DO THIS:
Every line of the data that contains the string "Lindsay" must be copied.
################
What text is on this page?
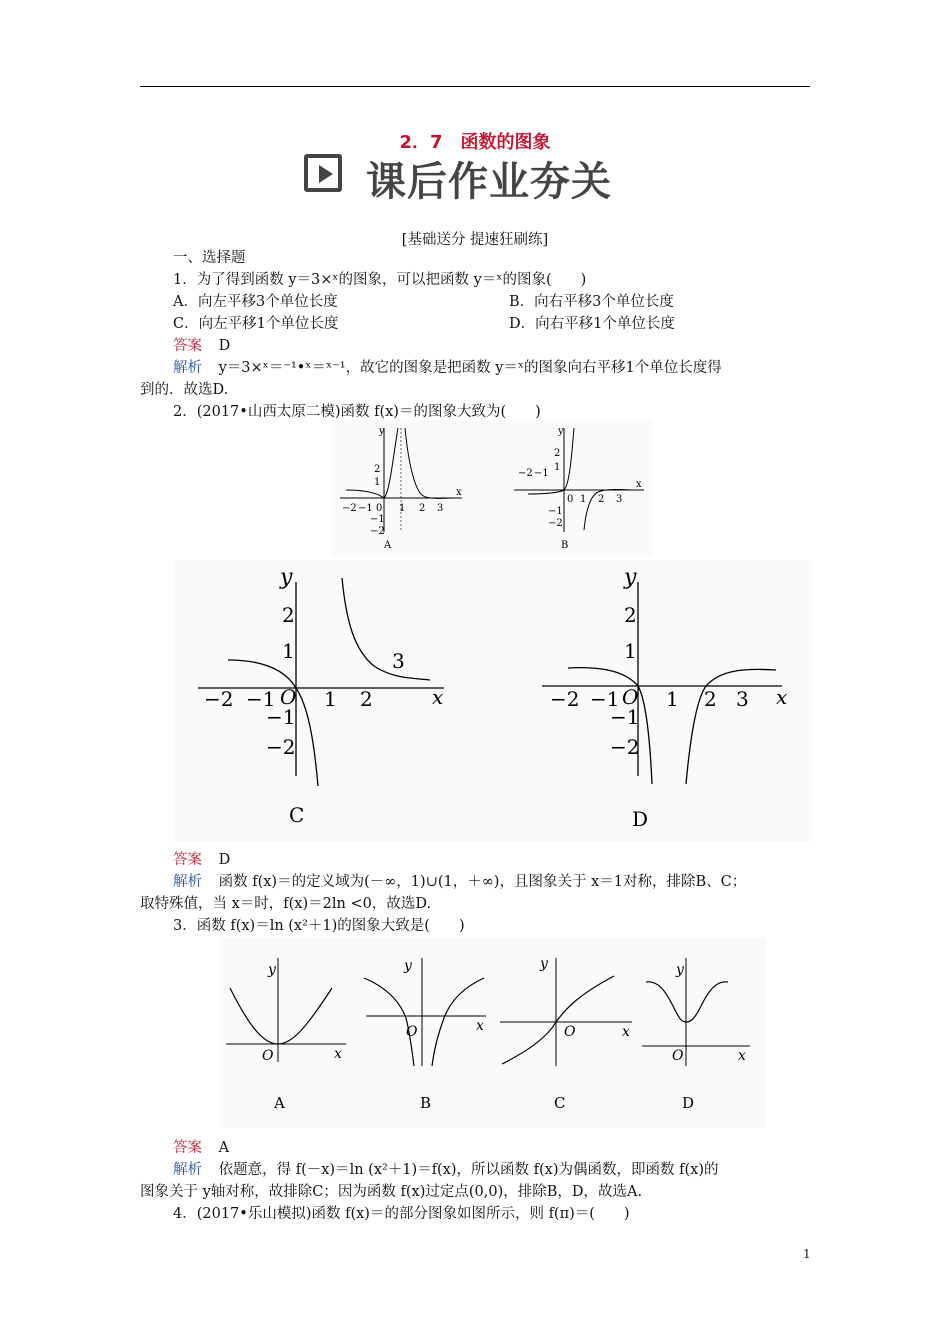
2．7　函数的图象
课后作业夯关
[基础送分 提速狂刷练]
一、选择题
1．为了得到函数 y＝3×ˣ的图象，可以把函数 y＝ˣ的图象(　　)
A．向左平移3个单位长度	B．向右平移3个单位长度
C．向左平移1个单位长度	D．向右平移1个单位长度
答案 D
解析 y＝3×ˣ＝⁻¹•ˣ＝ˣ⁻¹，故它的图象是把函数 y＝ˣ的图象向右平移1个单位长度得
到的．故选D.
2．(2017•山西太原二模)函数 f(x)＝的图象大致为(　　)
y
x
2
1
−2 −1 0 1 2 3
−1
−2
A
y
x
2
1
−2 −1
0 1 2 3
−1
−2
B
y
x
2
1
−2 −1 O 1 2
3
−1
−2
C
y
x
2
1
−2 −1 O 1 2 3
−1
−2
D
答案 D
解析 函数 f(x)＝的定义域为(－∞，1)∪(1，＋∞)，且图象关于 x＝1对称，排除B、C；
取特殊值，当 x＝时，f(x)＝2ln <0，故选D.
3．函数 f(x)＝ln (x²＋1)的图象大致是(　　)
y
x
O
A
y
x
O
B
y
x
O
C
y
x
O
D
答案 A
解析 依题意，得 f(－x)＝ln (x²＋1)＝f(x)，所以函数 f(x)为偶函数，即函数 f(x)的
图象关于 y轴对称，故排除C；因为函数 f(x)过定点(0,0)，排除B，D，故选A.
4．(2017•乐山模拟)函数 f(x)＝的部分图象如图所示，则 f(π)＝(　　)
1
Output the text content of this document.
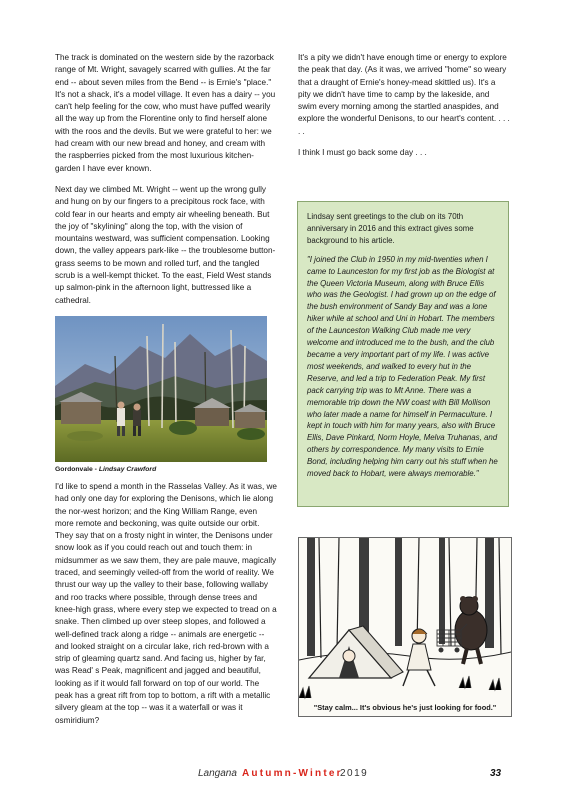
The track is dominated on the western side by the razorback range of Mt. Wright, savagely scarred with gullies. At the far end -- about seven miles from the Bend -- is Ernie's "place." It's not a shack, it's a model village. It even has a dairy -- you can't help feeling for the cow, who must have puffed wearily all the way up from the Florentine only to find herself alone with the roos and the devils. But we were grateful to her: we had cream with our new bread and honey, and cream with the raspberries picked from the most luxurious kitchen-garden I have ever known.

Next day we climbed Mt. Wright -- went up the wrong gully and hung on by our fingers to a precipitous rock face, with cold fear in our hearts and empty air wheeling beneath. But the joy of "skylining" along the top, with the vision of mountains westward, was sufficient compensation. Looking down, the valley appears park-like -- the troublesome button-grass seems to be mown and rolled turf, and the tangled scrub is a well-kempt thicket. To the east, Field West stands up salmon-pink in the afternoon light, buttressed like a cathedral.

Gordonvale - Lindsay Crawford

I'd like to spend a month in the Rasselas Valley. As it was, we had only one day for exploring the Denisons, which lie along the nor-west horizon; and the King William Range, even more remote and beckoning, was quite outside our orbit. They say that on a frosty night in winter, the Denisons under snow look as if you could reach out and touch them: in midsummer as we saw them, they are pale mauve, magically traced, and seemingly veiled-off from the world of reality. We thrust our way up the valley to their base, following wallaby and roo tracks where possible, through dense trees and knee-high grass, where every step we expected to tread on a snake. Then climbed up over steep slopes, and followed a well-defined track along a ridge -- animals are energetic -- and looked straight on a circular lake, rich red-brown with a strip of gleaming quartz sand. And facing us, higher by far, was Read' s Peak, magnificent and jagged and beautiful, looking as if it would fall forward on top of our world. The peak has a great rift from top to bottom, a rift with a metallic silvery gleam at the top -- was it a waterfall or was it osmiridium?

It's a pity we didn't have enough time or energy to explore the peak that day. (As it was, we arrived "home" so weary that a draught of Ernie's honey-mead skittled us). It's a pity we didn't have time to camp by the lakeside, and swim every morning among the startled anaspides, and explore the wonderful Denisons, to our heart's content. . . . . .

I think I must go back some day . . .

Lindsay sent greetings to the club on its 70th anniversary in 2016 and this extract gives some background to his article.

"I joined the Club in 1950 in my mid-twenties when I came to Launceston for my first job as the Biologist at the Queen Victoria Museum, along with Bruce Ellis who was the Geologist. I had grown up on the edge of the bush environment of Sandy Bay and was a lone hiker while at school and Uni in Hobart. The members of the Launceston Walking Club made me very welcome and introduced me to the bush, and the club became a very important part of my life. I was active most weekends, and walked to every hut in the Reserve, and led a trip to Federation Peak. My first pack carrying trip was to Mt Anne. There was a memorable trip down the NW coast with Bill Mollison who later made a name for himself in Permaculture. I kept in touch with him for many years, also with Bruce Ellis, Dave Pinkard, Norm Hoyle, Melva Truhanas, and others by correspondence. My many visits to Ernie Bond, including helping him carry out his stuff when he moved back to Hobart, were always memorable."

"Stay calm... It's obvious he's just looking for food."
Langana Autumn-Winter
2019	33
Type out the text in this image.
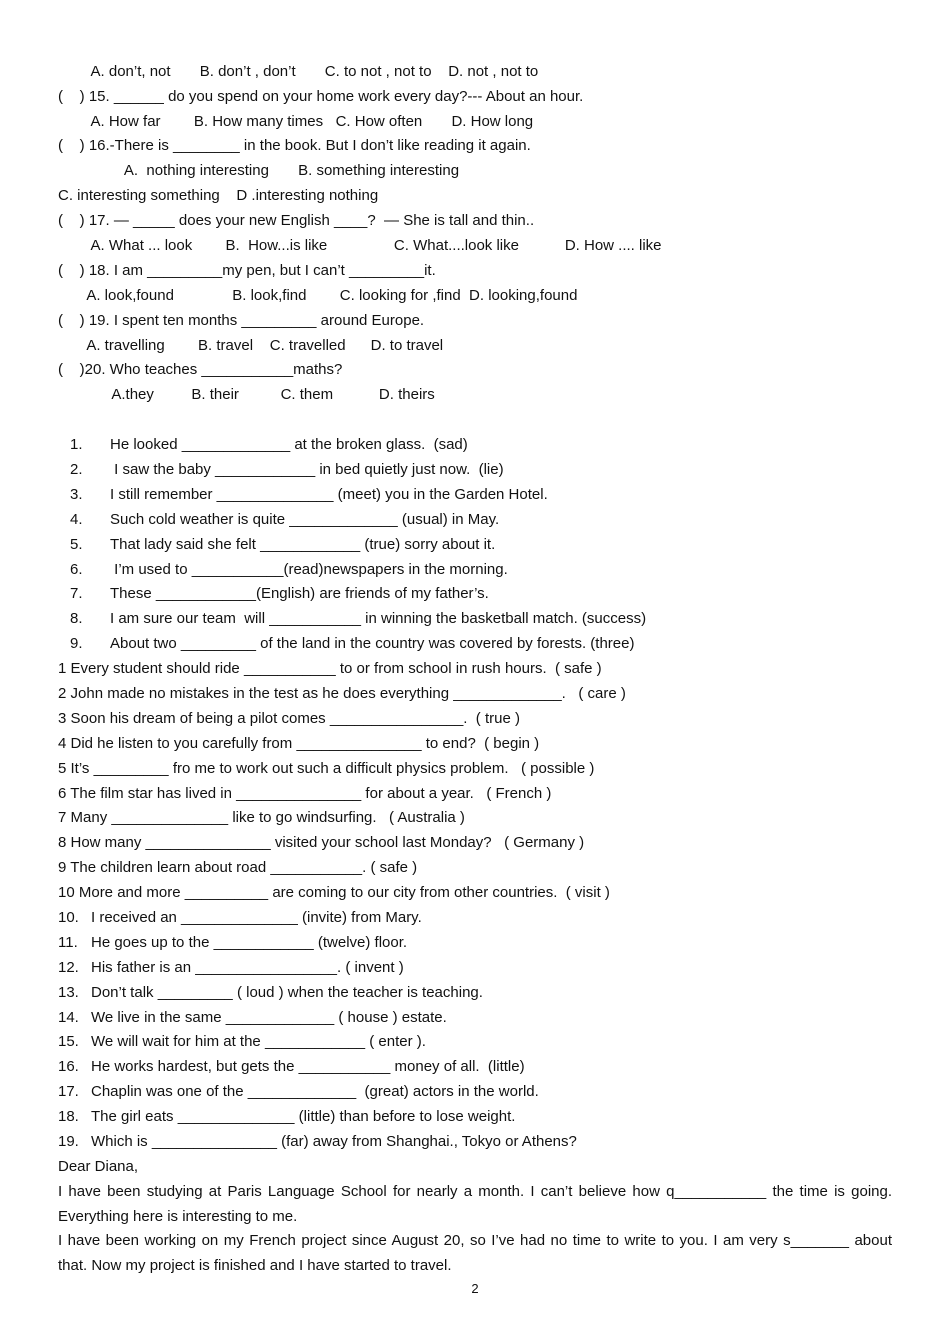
A. don’t, not       B. don’t , don’t       C. to not , not to    D. not , not to
(    ) 15. ______ do you spend on your home work every day?--- About an hour.
A. How far        B. How many times   C. How often       D. How long
(    ) 16.-There is ________ in the book. But I don’t like reading it again.
A.  nothing interesting       B. something interesting
C. interesting something    D .interesting nothing
(    ) 17. — _____ does your new English ____?  — She is tall and thin..
A. What ... look        B.  How...is like                C. What....look like           D. How .... like
(    ) 18. I am _________my pen, but I can’t _________it.
A. look,found              B. look,find        C. looking for ,find  D. looking,found
(    ) 19. I spent ten months _________ around Europe.
A. travelling        B. travel    C. travelled      D. to travel
(    )20. Who teaches ___________maths?
A.they         B. their          C. them           D. theirs
1.	He looked _____________ at the broken glass.  (sad)
2.	I saw the baby ____________ in bed quietly just now.  (lie)
3.	I still remember ______________ (meet) you in the Garden Hotel.
4.	Such cold weather is quite _____________ (usual) in May.
5.	That lady said she felt ____________ (true) sorry about it.
6.	I’m used to ___________(read)newspapers in the morning.
7.	These ____________(English) are friends of my father’s.
8.	I am sure our team  will ___________ in winning the basketball match. (success)
9.	About two _________ of the land in the country was covered by forests. (three)
1 Every student should ride ___________ to or from school in rush hours.  ( safe )
2 John made no mistakes in the test as he does everything _____________.   ( care )
3 Soon his dream of being a pilot comes ________________.  ( true )
4 Did he listen to you carefully from _______________ to end?  ( begin )
5 It’s _________ fro me to work out such a difficult physics problem.   ( possible )
6 The film star has lived in _______________ for about a year.   ( French )
7 Many ______________ like to go windsurfing.   ( Australia )
8 How many _______________ visited your school last Monday?   ( Germany )
9 The children learn about road ___________. ( safe )
10 More and more __________ are coming to our city from other countries.  ( visit )
10. I received an ______________ (invite) from Mary.
11. He goes up to the ____________ (twelve) floor.
12. His father is an _________________. ( invent )
13. Don’t talk _________ ( loud ) when the teacher is teaching.
14. We live in the same _____________ ( house ) estate.
15. We will wait for him at the ____________ ( enter ).
16. He works hardest, but gets the ___________ money of all.  (little)
17. Chaplin was one of the _____________  (great) actors in the world.
18. The girl eats ______________ (little) than before to lose weight.
19. Which is _______________ (far) away from Shanghai., Tokyo or Athens?
Dear Diana,
I have been studying at Paris Language School for nearly a month. I can’t believe how q___________ the time is going.
Everything here is interesting to me.
I have been working on my French project since August 20, so I’ve had no time to write to you. I am very s_______ about
that. Now my project is finished and I have started to travel.
2
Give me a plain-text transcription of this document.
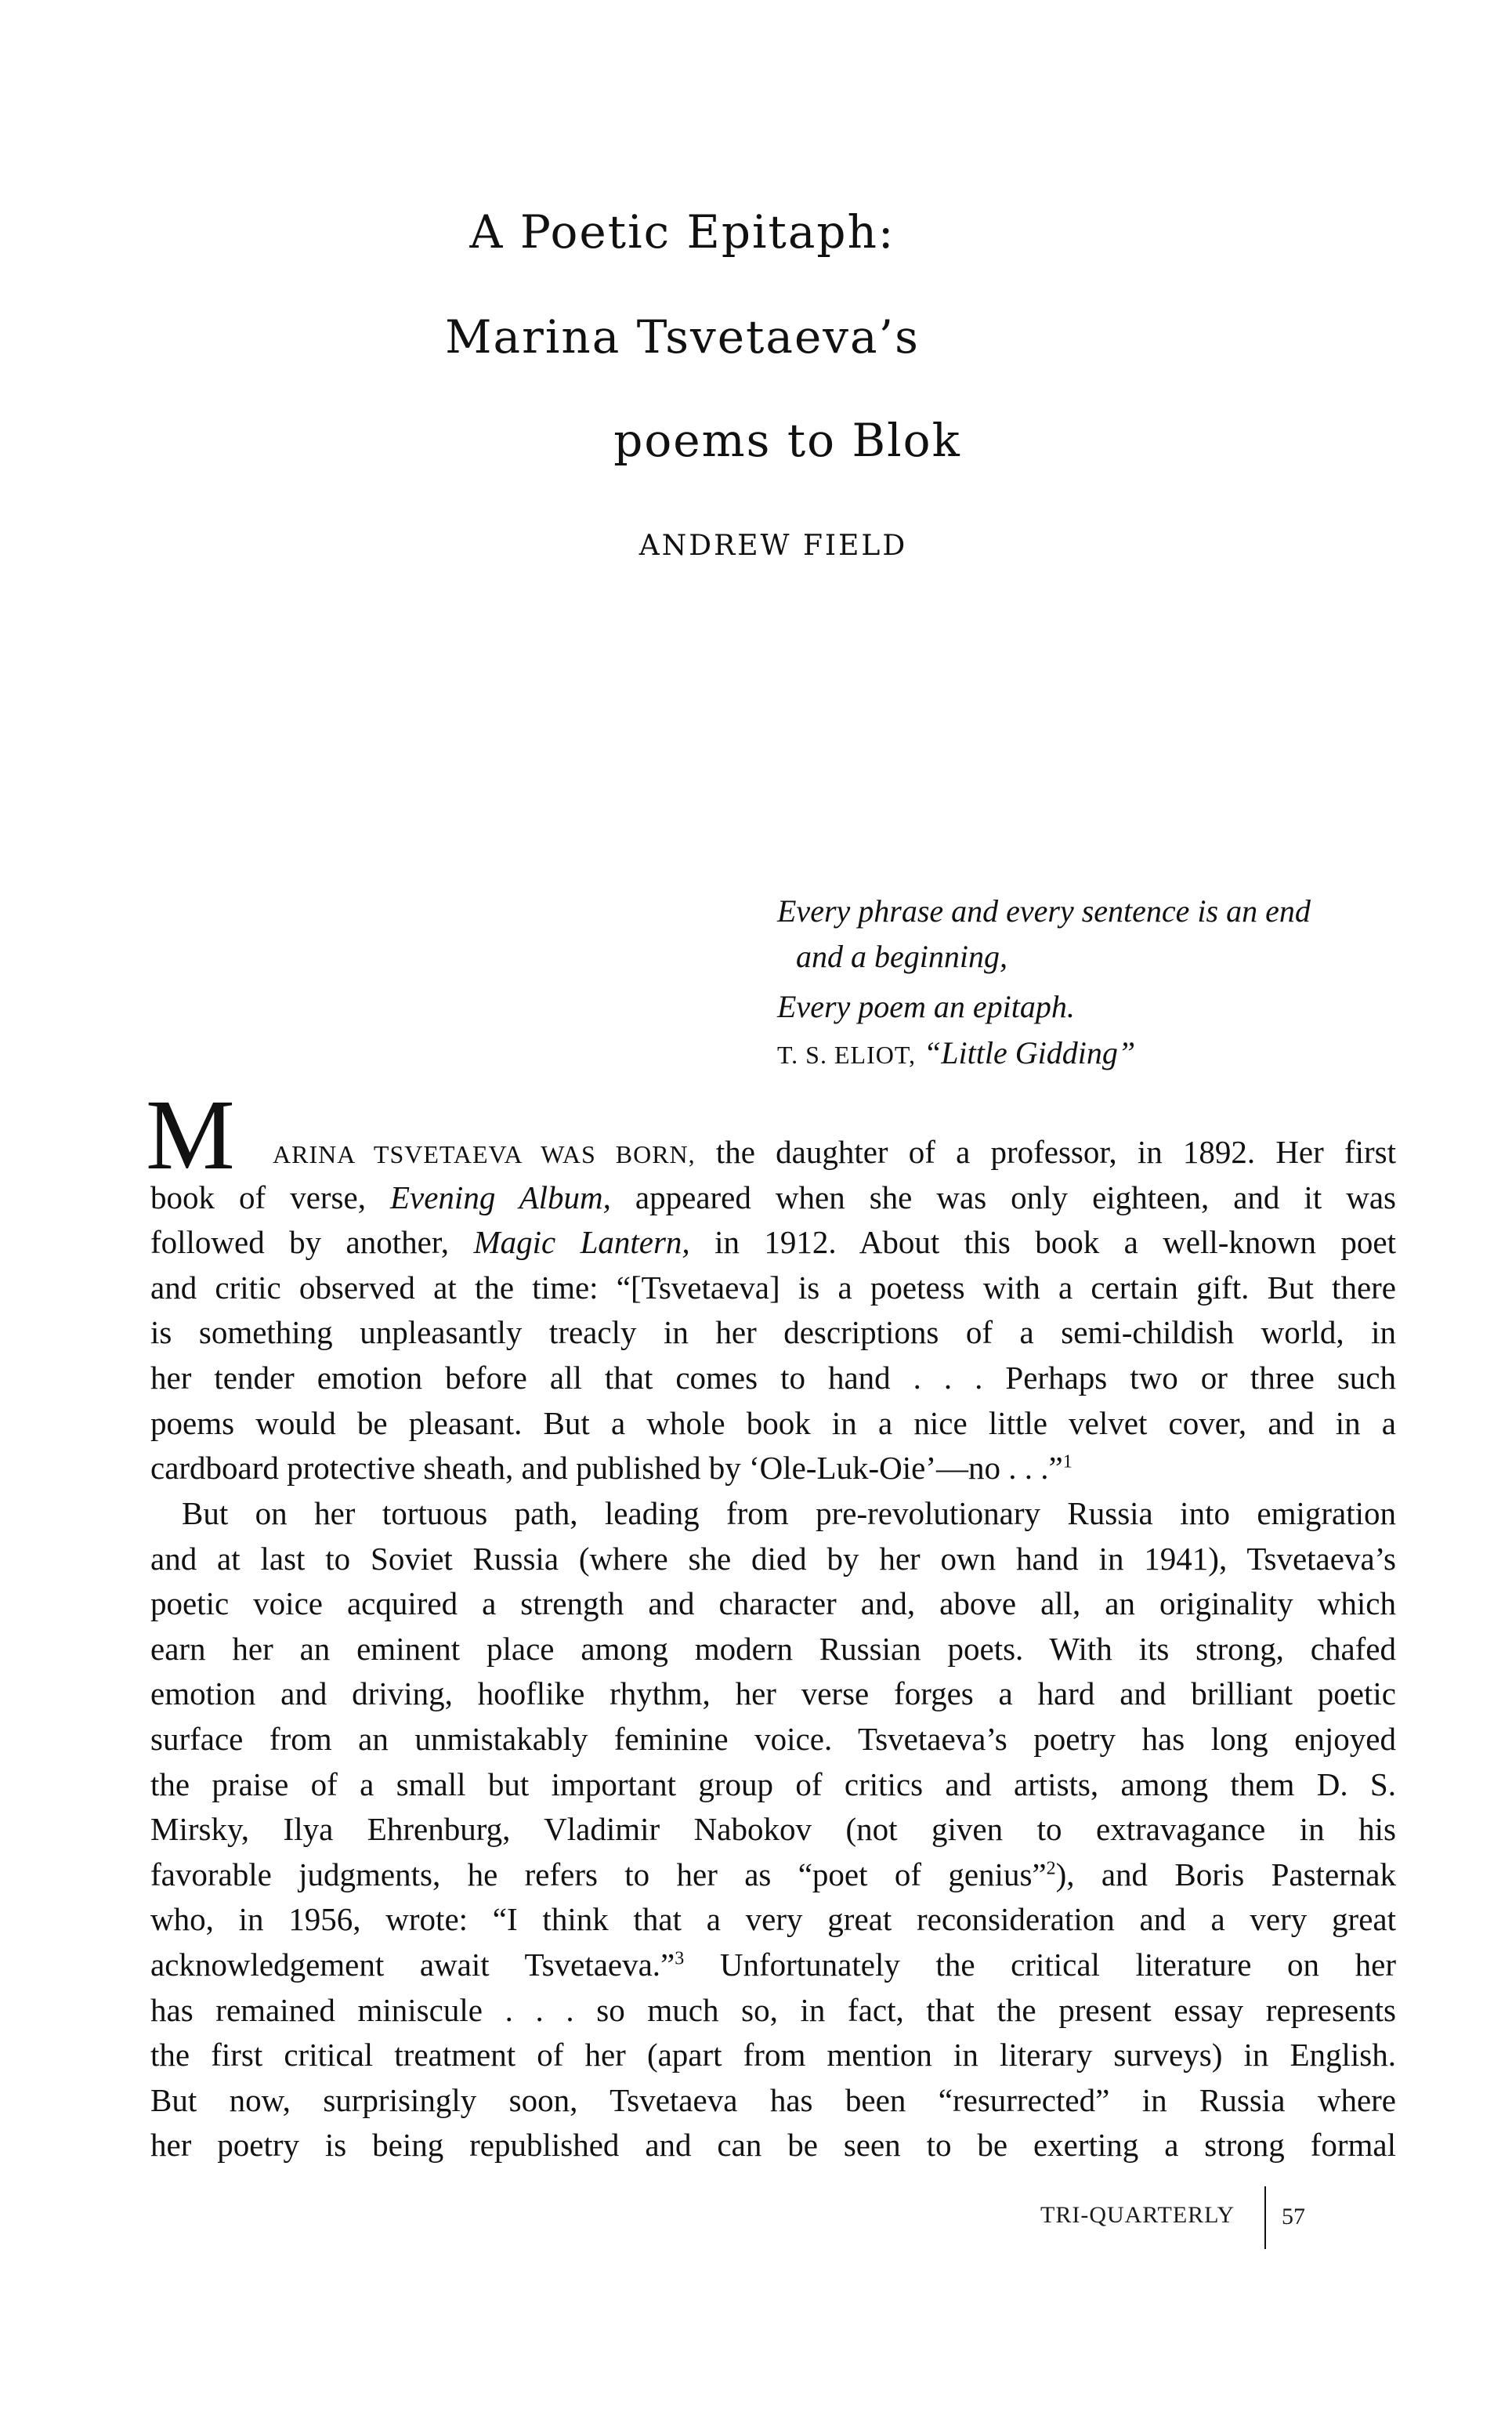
A Poetic Epitaph:
Marina Tsvetaeva’s
poems to Blok
ANDREW FIELD
Every phrase and every sentence is an end
and a beginning,
Every poem an epitaph.
T. S. ELIOT, “Little Gidding”
M ARINA TSVETAEVA WAS BORN, the daughter of a professor, in 1892. Her first
book of verse, Evening Album, appeared when she was only eighteen, and it was
followed by another, Magic Lantern, in 1912. About this book a well-known poet
and critic observed at the time: “[Tsvetaeva] is a poetess with a certain gift. But there
is something unpleasantly treacly in her descriptions of a semi-childish world, in
her tender emotion before all that comes to hand . . . Perhaps two or three such
poems would be pleasant. But a whole book in a nice little velvet cover, and in a
cardboard protective sheath, and published by ‘Ole-Luk-Oie’—no . . .”$^1$
But on her tortuous path, leading from pre-revolutionary Russia into emigration
and at last to Soviet Russia (where she died by her own hand in 1941), Tsvetaeva’s
poetic voice acquired a strength and character and, above all, an originality which
earn her an eminent place among modern Russian poets. With its strong, chafed
emotion and driving, hooflike rhythm, her verse forges a hard and brilliant poetic
surface from an unmistakably feminine voice. Tsvetaeva’s poetry has long enjoyed
the praise of a small but important group of critics and artists, among them D. S.
Mirsky, Ilya Ehrenburg, Vladimir Nabokov (not given to extravagance in his
favorable judgments, he refers to her as “poet of genius”$^2$), and Boris Pasternak
who, in 1956, wrote: “I think that a very great reconsideration and a very great
acknowledgement await Tsvetaeva.”$^3$ Unfortunately the critical literature on her
has remained miniscule . . . so much so, in fact, that the present essay represents
the first critical treatment of her (apart from mention in literary surveys) in English.
But now, surprisingly soon, Tsvetaeva has been “resurrected” in Russia where
her poetry is being republished and can be seen to be exerting a strong formal
TRI-QUARTERLY 57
################
SOLUTION TO THE EXERCISE:
Gordonvale - Lindsay Crawford
Lindsay sent greetings to the club on its 70th anniversary in 2016 and this extract gives some background to his article.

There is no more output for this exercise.